** start of Text segment **

The main soft spot is exactly the stress-test concern. Since CIR is the IDFT of CSI, the positive pairs are deterministically related; nothing in the abstract or reported experiments shows that contrastive alignment learns propagation invariants beyond what a reconstruction or simple multi-view baseline would capture. No ablations against those alternatives appear, and the abstract gives no baseline architectures, data splits, or significance tests, so the size of the gain is hard to attribute. The assumption that the alignment will transfer cleanly to PHY/RAN/ISAC tasks without extra regularization is stated but not stress-tested.

This is for groups already running self-supervised channel models or looking for cheap ways to use unlabeled MIMO data. It is coherent on its own terms and deserves a serious referee to check the methods and controls, even if the central claim needs tighter evidence.

Referee Report

2 major / 1 minor

Summary. The paper proposes CSI-CLIP++, a scalable channel foundation model that treats frequency-domain CSI and delay-domain CIR as paired views of the same propagation process and pretrains an encoder via CSI-CIR contrastive alignment. The pretrained encoder is then adapted to downstream tasks including channel identification, beam prediction, and positioning (representing PHY, RAN, and ISAC applications). Experiments on large-scale DeepMIMO scenarios report consistent gains over supervised baselines across environments, carrier frequencies, and data scales, with beam-prediction Top-1 accuracy improving by up to 19.31 percentage points and competitive positioning performance including cross-simulator transfer to a Sionna RT dataset; backbone scaling results indicate benefits from larger model capacity.

Significance. If the reported gains are shown to arise specifically from the contrastive alignment rather than from generic multi-view pretraining or the deterministic Fourier relationship, the work would advance self-supervised foundation models for wireless channels by demonstrating transferable representations across domains without task-specific regularization. The cross-simulator transfer result and scaling behavior across encoder architectures are concrete strengths that would support broader adoption if validated.

major comments (2)

[Abstract / Experiments] Abstract and Experiments section: the reported 19.31 pp Top-1 beam-prediction gain is presented without any description of the supervised baseline architectures, training data splits, hyperparameter matching, or statistical significance testing, preventing attribution of the improvement to the CSI-CIR contrastive objective rather than other experimental factors.
[Methods / Experiments] Methods and Experiments sections: given that CIR is exactly the IDFT of CSI, the central claim that contrastive alignment produces representations capturing propagation invariants beyond the deterministic transform requires explicit ablation against reconstruction losses, direct Fourier pretraining, or other multi-view objectives on the same paired data; no such comparisons are supplied, leaving open the possibility that any paired-view pretraining would yield similar downstream gains.

minor comments (1)

[Methods] Notation for the contrastive loss and the precise definition of positive/negative pairs should be stated with an equation to allow exact reproduction.

Simulated Author's Rebuttal

2 responses · 0 unresolved

We thank the referee for the constructive feedback on our manuscript. The comments highlight important areas where additional experimental details and ablations would strengthen the attribution of our results to the CSI-CIR contrastive objective. We address each major comment below and will incorporate the requested clarifications and comparisons in the revised version.

** end of Text segment **

### Work instructions
Copy the CSI-CLIP++ review above word for word, beginning at the words "minor comments (1)" and stopping after "the revised version.".

** start of Data segment **

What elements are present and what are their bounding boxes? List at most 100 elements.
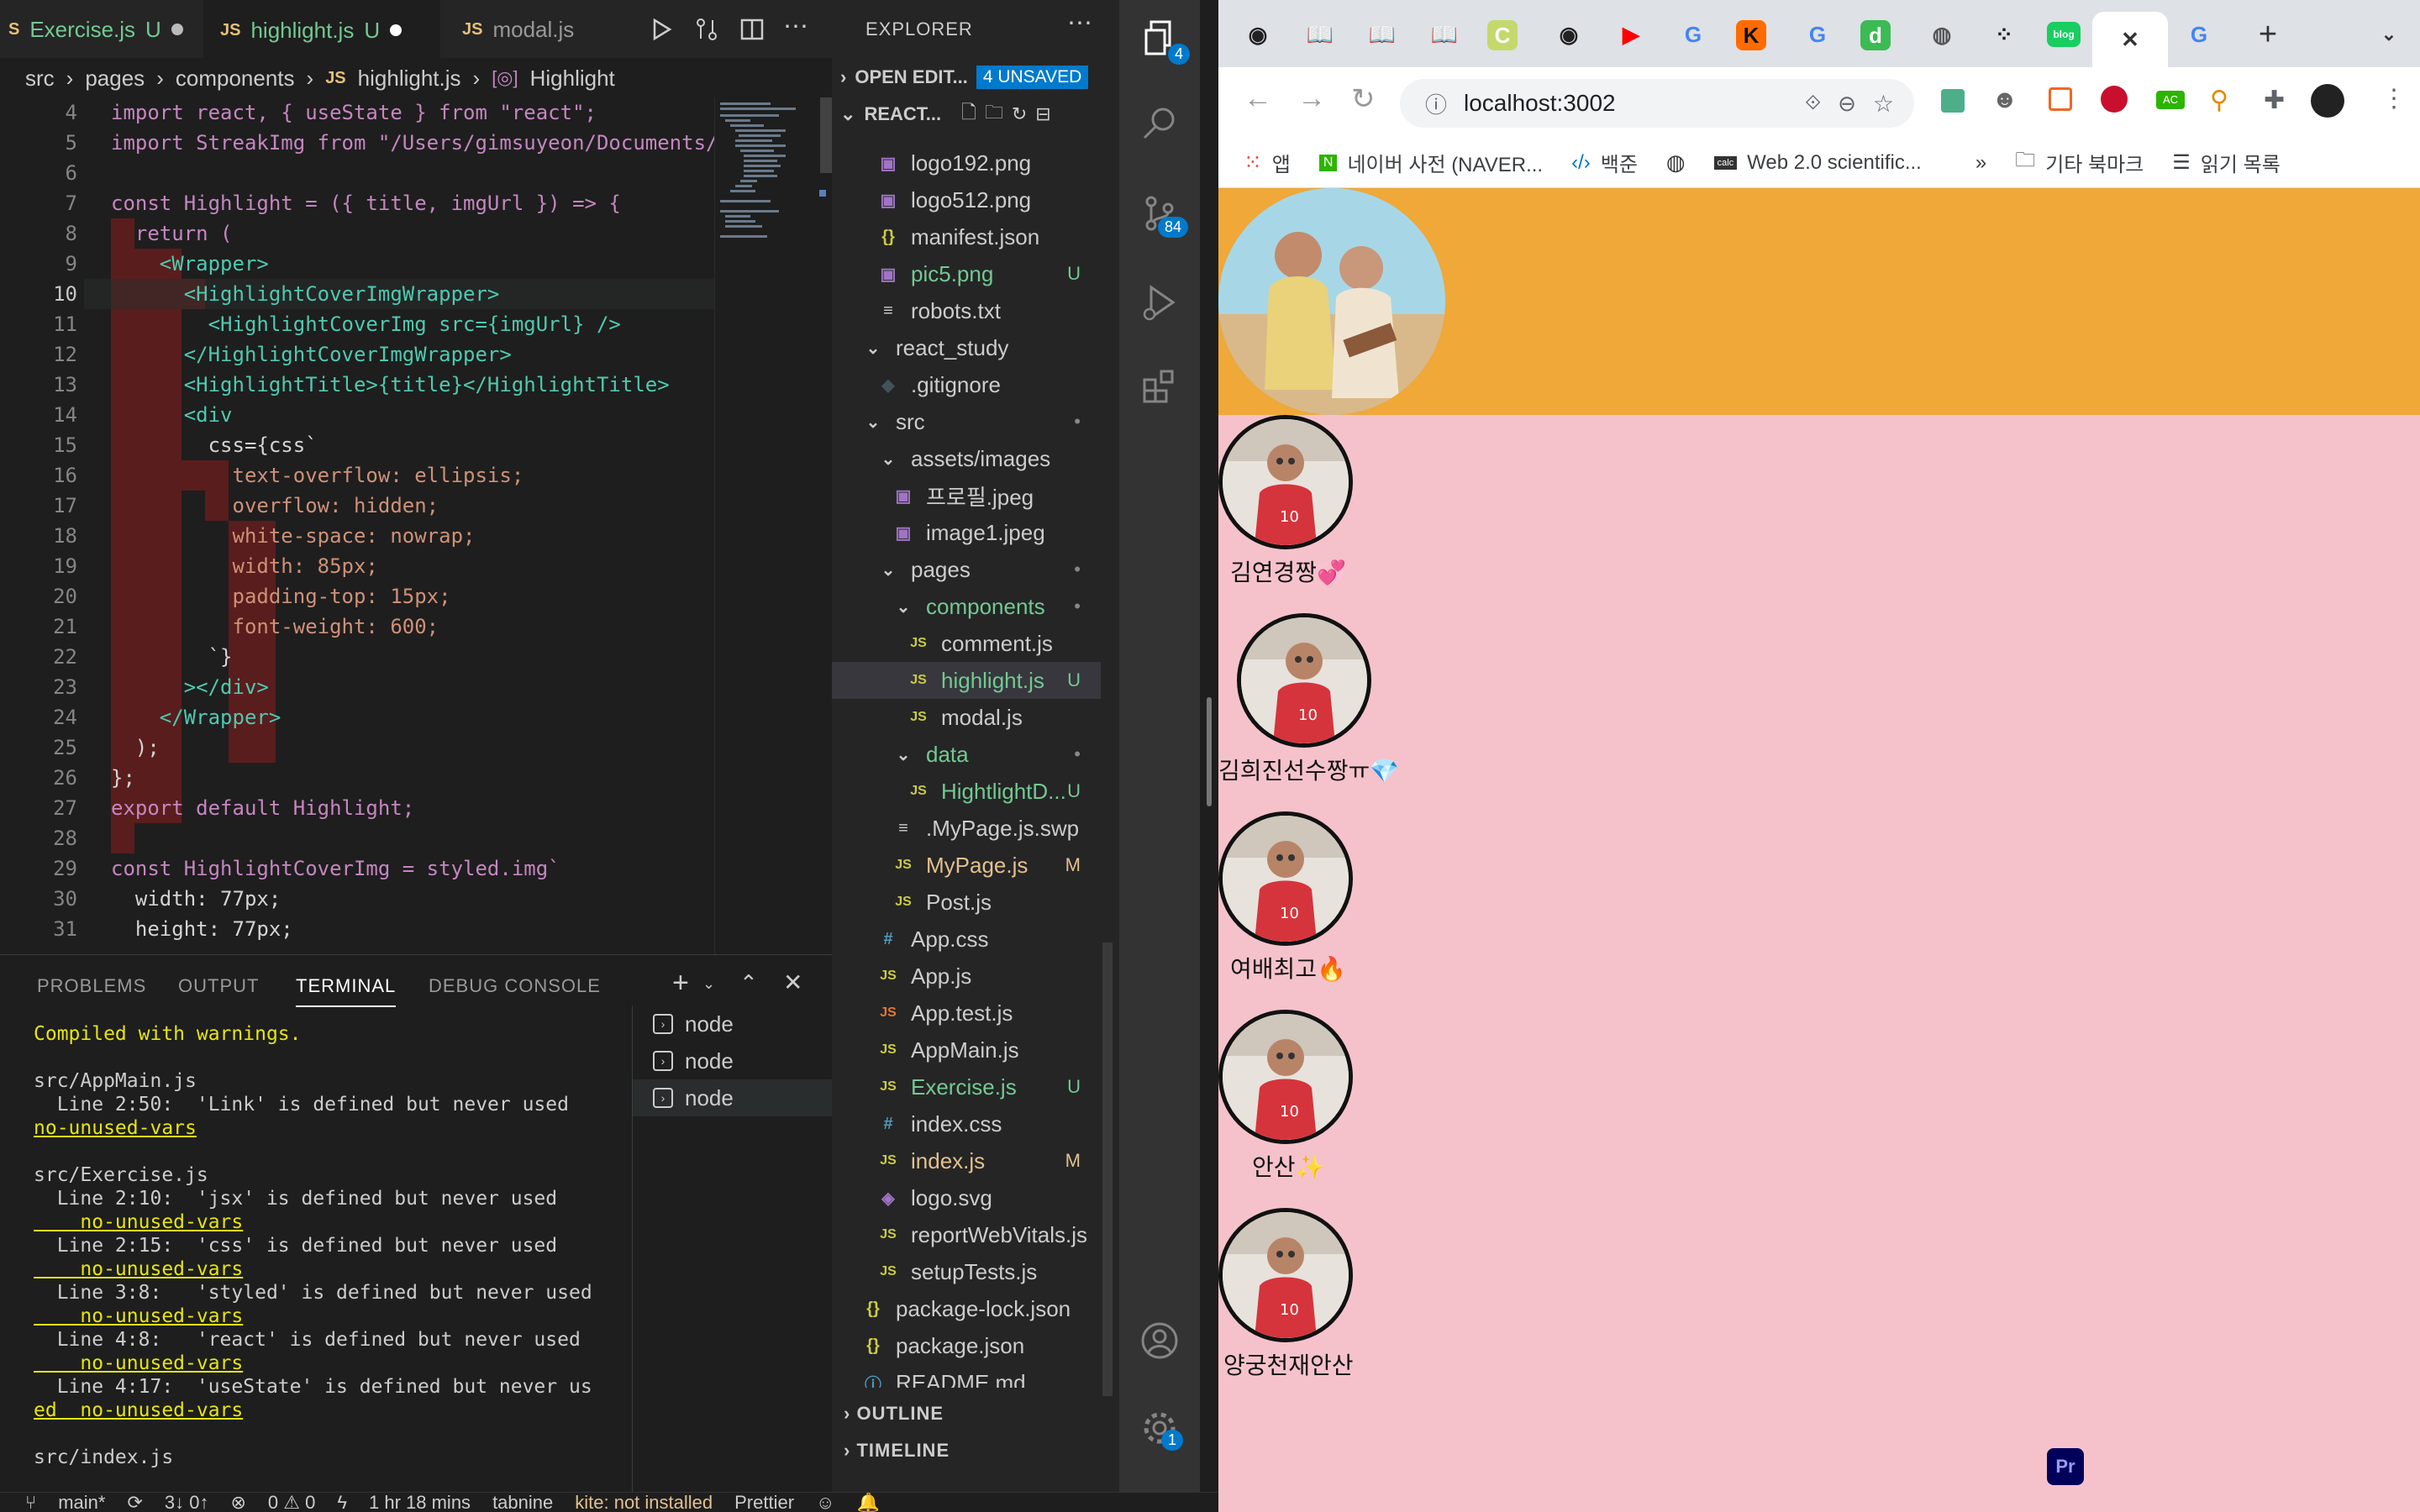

** end of Data segment **

### Exercise result
minor comments (1)

[Methods] Notation for the contrastive loss and the precise definition of positive/negative pairs should be stated with an equation to allow exact reproduction.

Simulated Author's Rebuttal

2 responses · 0 unresolved

We thank the referee for the constructive feedback on our manuscript. The comments highlight important areas where additional experimental details and ablations would strengthen the attribution of our results to the CSI-CIR contrastive objective. We address each major comment below and will incorporate the requested clarifications and comparisons in the revised version.